- **Information supplied**
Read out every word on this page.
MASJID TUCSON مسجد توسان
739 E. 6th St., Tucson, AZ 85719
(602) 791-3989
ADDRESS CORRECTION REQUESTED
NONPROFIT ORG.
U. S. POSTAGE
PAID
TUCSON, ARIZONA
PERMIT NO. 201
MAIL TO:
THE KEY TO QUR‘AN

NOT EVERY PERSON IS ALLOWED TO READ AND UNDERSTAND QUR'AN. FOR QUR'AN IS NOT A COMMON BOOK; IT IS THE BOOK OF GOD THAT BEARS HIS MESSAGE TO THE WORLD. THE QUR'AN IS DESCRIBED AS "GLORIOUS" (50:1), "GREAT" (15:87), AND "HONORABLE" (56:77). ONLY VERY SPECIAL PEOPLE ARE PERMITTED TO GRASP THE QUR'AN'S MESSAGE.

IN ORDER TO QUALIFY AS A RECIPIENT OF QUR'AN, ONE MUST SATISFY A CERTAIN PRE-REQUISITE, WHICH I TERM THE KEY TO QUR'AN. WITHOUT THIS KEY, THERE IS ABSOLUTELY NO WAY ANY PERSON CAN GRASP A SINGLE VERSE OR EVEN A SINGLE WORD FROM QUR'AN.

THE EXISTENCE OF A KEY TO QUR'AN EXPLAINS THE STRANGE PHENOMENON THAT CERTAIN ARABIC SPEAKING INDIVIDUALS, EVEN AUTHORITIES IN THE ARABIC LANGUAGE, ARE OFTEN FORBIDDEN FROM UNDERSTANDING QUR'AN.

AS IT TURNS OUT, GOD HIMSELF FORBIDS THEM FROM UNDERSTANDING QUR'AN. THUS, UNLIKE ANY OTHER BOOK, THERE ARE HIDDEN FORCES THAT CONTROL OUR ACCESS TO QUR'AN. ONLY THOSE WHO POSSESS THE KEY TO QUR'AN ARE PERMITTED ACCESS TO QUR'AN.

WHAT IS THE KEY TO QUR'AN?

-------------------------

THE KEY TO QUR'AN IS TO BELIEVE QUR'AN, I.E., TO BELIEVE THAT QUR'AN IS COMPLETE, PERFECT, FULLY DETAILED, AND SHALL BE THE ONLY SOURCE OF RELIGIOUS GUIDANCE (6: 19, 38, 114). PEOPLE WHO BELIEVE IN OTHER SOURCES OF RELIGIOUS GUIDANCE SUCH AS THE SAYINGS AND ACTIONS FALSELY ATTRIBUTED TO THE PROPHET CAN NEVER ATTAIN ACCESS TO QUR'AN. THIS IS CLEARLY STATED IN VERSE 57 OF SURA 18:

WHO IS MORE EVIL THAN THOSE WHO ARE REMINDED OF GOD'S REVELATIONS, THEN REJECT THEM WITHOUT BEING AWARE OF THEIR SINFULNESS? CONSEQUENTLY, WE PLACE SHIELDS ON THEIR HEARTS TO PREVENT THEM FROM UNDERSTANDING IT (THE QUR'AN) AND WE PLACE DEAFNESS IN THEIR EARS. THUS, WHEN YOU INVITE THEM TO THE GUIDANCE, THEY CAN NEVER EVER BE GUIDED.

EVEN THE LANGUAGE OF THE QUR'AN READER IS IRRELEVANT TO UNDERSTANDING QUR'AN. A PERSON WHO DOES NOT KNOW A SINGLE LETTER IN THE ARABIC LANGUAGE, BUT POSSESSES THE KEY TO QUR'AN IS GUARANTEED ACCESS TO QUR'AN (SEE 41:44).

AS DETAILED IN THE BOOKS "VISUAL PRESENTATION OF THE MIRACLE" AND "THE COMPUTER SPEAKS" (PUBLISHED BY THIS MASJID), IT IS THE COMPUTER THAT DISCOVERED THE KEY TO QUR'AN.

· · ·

- **What you should do**
Print the whole listing again, exactly.

- **The reply**
Read out every word on this page.
MASJID TUCSON مسجد توسان
739 E. 6th St., Tucson, AZ 85719
(602) 791-3989
ADDRESS CORRECTION REQUESTED
NONPROFIT ORG.
U. S. POSTAGE
PAID
TUCSON, ARIZONA
PERMIT NO. 201
MAIL TO:
THE KEY TO QUR‘AN

NOT EVERY PERSON IS ALLOWED TO READ AND UNDERSTAND QUR'AN. FOR QUR'AN IS NOT A COMMON BOOK; IT IS THE BOOK OF GOD THAT BEARS HIS MESSAGE TO THE WORLD. THE QUR'AN IS DESCRIBED AS "GLORIOUS" (50:1), "GREAT" (15:87), AND "HONORABLE" (56:77). ONLY VERY SPECIAL PEOPLE ARE PERMITTED TO GRASP THE QUR'AN'S MESSAGE.

IN ORDER TO QUALIFY AS A RECIPIENT OF QUR'AN, ONE MUST SATISFY A CERTAIN PRE-REQUISITE, WHICH I TERM THE KEY TO QUR'AN. WITHOUT THIS KEY, THERE IS ABSOLUTELY NO WAY ANY PERSON CAN GRASP A SINGLE VERSE OR EVEN A SINGLE WORD FROM QUR'AN.

THE EXISTENCE OF A KEY TO QUR'AN EXPLAINS THE STRANGE PHENOMENON THAT CERTAIN ARABIC SPEAKING INDIVIDUALS, EVEN AUTHORITIES IN THE ARABIC LANGUAGE, ARE OFTEN FORBIDDEN FROM UNDERSTANDING QUR'AN.

AS IT TURNS OUT, GOD HIMSELF FORBIDS THEM FROM UNDERSTANDING QUR'AN. THUS, UNLIKE ANY OTHER BOOK, THERE ARE HIDDEN FORCES THAT CONTROL OUR ACCESS TO QUR'AN. ONLY THOSE WHO POSSESS THE KEY TO QUR'AN ARE PERMITTED ACCESS TO QUR'AN.

WHAT IS THE KEY TO QUR'AN?

-------------------------

THE KEY TO QUR'AN IS TO BELIEVE QUR'AN, I.E., TO BELIEVE THAT QUR'AN IS COMPLETE, PERFECT, FULLY DETAILED, AND SHALL BE THE ONLY SOURCE OF RELIGIOUS GUIDANCE (6: 19, 38, 114). PEOPLE WHO BELIEVE IN OTHER SOURCES OF RELIGIOUS GUIDANCE SUCH AS THE SAYINGS AND ACTIONS FALSELY ATTRIBUTED TO THE PROPHET CAN NEVER ATTAIN ACCESS TO QUR'AN. THIS IS CLEARLY STATED IN VERSE 57 OF SURA 18:

WHO IS MORE EVIL THAN THOSE WHO ARE REMINDED OF GOD'S REVELATIONS, THEN REJECT THEM WITHOUT BEING AWARE OF THEIR SINFULNESS? CONSEQUENTLY, WE PLACE SHIELDS ON THEIR HEARTS TO PREVENT THEM FROM UNDERSTANDING IT (THE QUR'AN) AND WE PLACE DEAFNESS IN THEIR EARS. THUS, WHEN YOU INVITE THEM TO THE GUIDANCE, THEY CAN NEVER EVER BE GUIDED.

EVEN THE LANGUAGE OF THE QUR'AN READER IS IRRELEVANT TO UNDERSTANDING QUR'AN. A PERSON WHO DOES NOT KNOW A SINGLE LETTER IN THE ARABIC LANGUAGE, BUT POSSESSES THE KEY TO QUR'AN IS GUARANTEED ACCESS TO QUR'AN (SEE 41:44).

AS DETAILED IN THE BOOKS "VISUAL PRESENTATION OF THE MIRACLE" AND "THE COMPUTER SPEAKS" (PUBLISHED BY THIS MASJID), IT IS THE COMPUTER THAT DISCOVERED THE KEY TO QUR'AN.

· · ·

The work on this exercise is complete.